[Problem requirements]
Could you print every record below exactly as it appears?

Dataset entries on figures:
—————

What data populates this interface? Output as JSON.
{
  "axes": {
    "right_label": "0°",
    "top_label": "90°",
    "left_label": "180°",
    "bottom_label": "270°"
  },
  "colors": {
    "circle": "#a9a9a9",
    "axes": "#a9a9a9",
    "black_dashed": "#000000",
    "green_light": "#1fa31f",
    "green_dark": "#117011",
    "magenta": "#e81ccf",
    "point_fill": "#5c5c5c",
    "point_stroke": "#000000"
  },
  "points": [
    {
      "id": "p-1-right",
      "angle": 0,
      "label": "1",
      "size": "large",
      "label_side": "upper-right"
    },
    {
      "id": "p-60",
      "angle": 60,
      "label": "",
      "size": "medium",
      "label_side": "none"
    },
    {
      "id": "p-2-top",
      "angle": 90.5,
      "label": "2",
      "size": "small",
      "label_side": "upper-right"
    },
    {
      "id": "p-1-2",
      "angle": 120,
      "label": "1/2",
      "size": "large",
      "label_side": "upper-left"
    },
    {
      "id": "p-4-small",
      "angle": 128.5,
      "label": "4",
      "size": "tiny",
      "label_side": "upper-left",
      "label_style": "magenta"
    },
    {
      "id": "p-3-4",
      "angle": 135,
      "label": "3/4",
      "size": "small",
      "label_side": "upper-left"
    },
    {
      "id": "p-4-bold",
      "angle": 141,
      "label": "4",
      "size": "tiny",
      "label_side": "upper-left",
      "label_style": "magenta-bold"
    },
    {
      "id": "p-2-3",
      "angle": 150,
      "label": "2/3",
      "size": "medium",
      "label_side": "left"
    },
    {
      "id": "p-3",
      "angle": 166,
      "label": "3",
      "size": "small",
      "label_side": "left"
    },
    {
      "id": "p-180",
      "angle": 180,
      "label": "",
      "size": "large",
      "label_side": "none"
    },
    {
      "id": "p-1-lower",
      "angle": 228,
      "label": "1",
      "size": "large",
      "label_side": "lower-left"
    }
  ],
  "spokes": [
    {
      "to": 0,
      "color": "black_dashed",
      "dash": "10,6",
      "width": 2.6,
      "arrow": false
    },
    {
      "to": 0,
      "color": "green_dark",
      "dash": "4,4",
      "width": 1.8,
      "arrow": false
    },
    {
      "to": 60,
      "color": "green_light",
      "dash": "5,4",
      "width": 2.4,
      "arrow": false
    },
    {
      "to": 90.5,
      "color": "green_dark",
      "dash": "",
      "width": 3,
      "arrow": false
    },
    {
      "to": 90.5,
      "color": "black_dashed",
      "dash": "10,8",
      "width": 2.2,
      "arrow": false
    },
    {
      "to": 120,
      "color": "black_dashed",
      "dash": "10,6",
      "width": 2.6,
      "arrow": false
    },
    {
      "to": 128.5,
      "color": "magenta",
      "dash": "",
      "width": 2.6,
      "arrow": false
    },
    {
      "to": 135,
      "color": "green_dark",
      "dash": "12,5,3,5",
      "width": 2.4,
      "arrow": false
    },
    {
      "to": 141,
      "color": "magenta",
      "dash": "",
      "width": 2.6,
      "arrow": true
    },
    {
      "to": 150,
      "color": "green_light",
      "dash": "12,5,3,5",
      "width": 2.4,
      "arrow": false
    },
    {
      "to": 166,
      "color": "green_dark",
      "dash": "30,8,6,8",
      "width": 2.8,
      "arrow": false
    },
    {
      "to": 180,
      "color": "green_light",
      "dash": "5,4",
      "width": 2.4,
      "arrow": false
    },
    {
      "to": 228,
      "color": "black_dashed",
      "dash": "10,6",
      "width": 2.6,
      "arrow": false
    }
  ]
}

—————

[Full output]
What data populates this interface? Output as JSON.
{
  "axes": {
    "right_label": "0°",
    "top_label": "90°",
    "left_label": "180°",
    "bottom_label": "270°"
  },
  "colors": {
    "circle": "#a9a9a9",
    "axes": "#a9a9a9",
    "black_dashed": "#000000",
    "green_light": "#1fa31f",
    "green_dark": "#117011",
    "magenta": "#e81ccf",
    "point_fill": "#5c5c5c",
    "point_stroke": "#000000"
  },
  "points": [
    {
      "id": "p-1-right",
      "angle": 0,
      "label": "1",
      "size": "large",
      "label_side": "upper-right"
    },
    {
      "id": "p-60",
      "angle": 60,
      "label": "",
      "size": "medium",
      "label_side": "none"
    },
    {
      "id": "p-2-top",
      "angle": 90.5,
      "label": "2",
      "size": "small",
      "label_side": "upper-right"
    },
    {
      "id": "p-1-2",
      "angle": 120,
      "label": "1/2",
      "size": "large",
      "label_side": "upper-left"
    },
    {
      "id": "p-4-small",
      "angle": 128.5,
      "label": "4",
      "size": "tiny",
      "label_side": "upper-left",
      "label_style": "magenta"
    },
    {
      "id": "p-3-4",
      "angle": 135,
      "label": "3/4",
      "size": "small",
      "label_side": "upper-left"
    },
    {
      "id": "p-4-bold",
      "angle": 141,
      "label": "4",
      "size": "tiny",
      "label_side": "upper-left",
      "label_style": "magenta-bold"
    },
    {
      "id": "p-2-3",
      "angle": 150,
      "label": "2/3",
      "size": "medium",
      "label_side": "left"
    },
    {
      "id": "p-3",
      "angle": 166,
      "label": "3",
      "size": "small",
      "label_side": "left"
    },
    {
      "id": "p-180",
      "angle": 180,
      "label": "",
      "size": "large",
      "label_side": "none"
    },
    {
      "id": "p-1-lower",
      "angle": 228,
      "label": "1",
      "size": "large",
      "label_side": "lower-left"
    }
  ],
  "spokes": [
    {
      "to": 0,
      "color": "black_dashed",
      "dash": "10,6",
      "width": 2.6,
      "arrow": false
    },
    {
      "to": 0,
      "color": "green_dark",
      "dash": "4,4",
      "width": 1.8,
      "arrow": false
    },
    {
      "to": 60,
      "color": "green_light",
      "dash": "5,4",
      "width": 2.4,
      "arrow": false
    },
    {
      "to": 90.5,
      "color": "green_dark",
      "dash": "",
      "width": 3,
      "arrow": false
    },
    {
      "to": 90.5,
      "color": "black_dashed",
      "dash": "10,8",
      "width": 2.2,
      "arrow": false
    },
    {
      "to": 120,
      "color": "black_dashed",
      "dash": "10,6",
      "width": 2.6,
      "arrow": false
    },
    {
      "to": 128.5,
      "color": "magenta",
      "dash": "",
      "width": 2.6,
      "arrow": false
    },
    {
      "to": 135,
      "color": "green_dark",
      "dash": "12,5,3,5",
      "width": 2.4,
      "arrow": false
    },
    {
      "to": 141,
      "color": "magenta",
      "dash": "",
      "width": 2.6,
      "arrow": true
    },
    {
      "to": 150,
      "color": "green_light",
      "dash": "12,5,3,5",
      "width": 2.4,
      "arrow": false
    },
    {
      "to": 166,
      "color": "green_dark",
      "dash": "30,8,6,8",
      "width": 2.8,
      "arrow": false
    },
    {
      "to": 180,
      "color": "green_light",
      "dash": "5,4",
      "width": 2.4,
      "arrow": false
    },
    {
      "to": 228,
      "color": "black_dashed",
      "dash": "10,6",
      "width": 2.6,
      "arrow": false
    }
  ]
}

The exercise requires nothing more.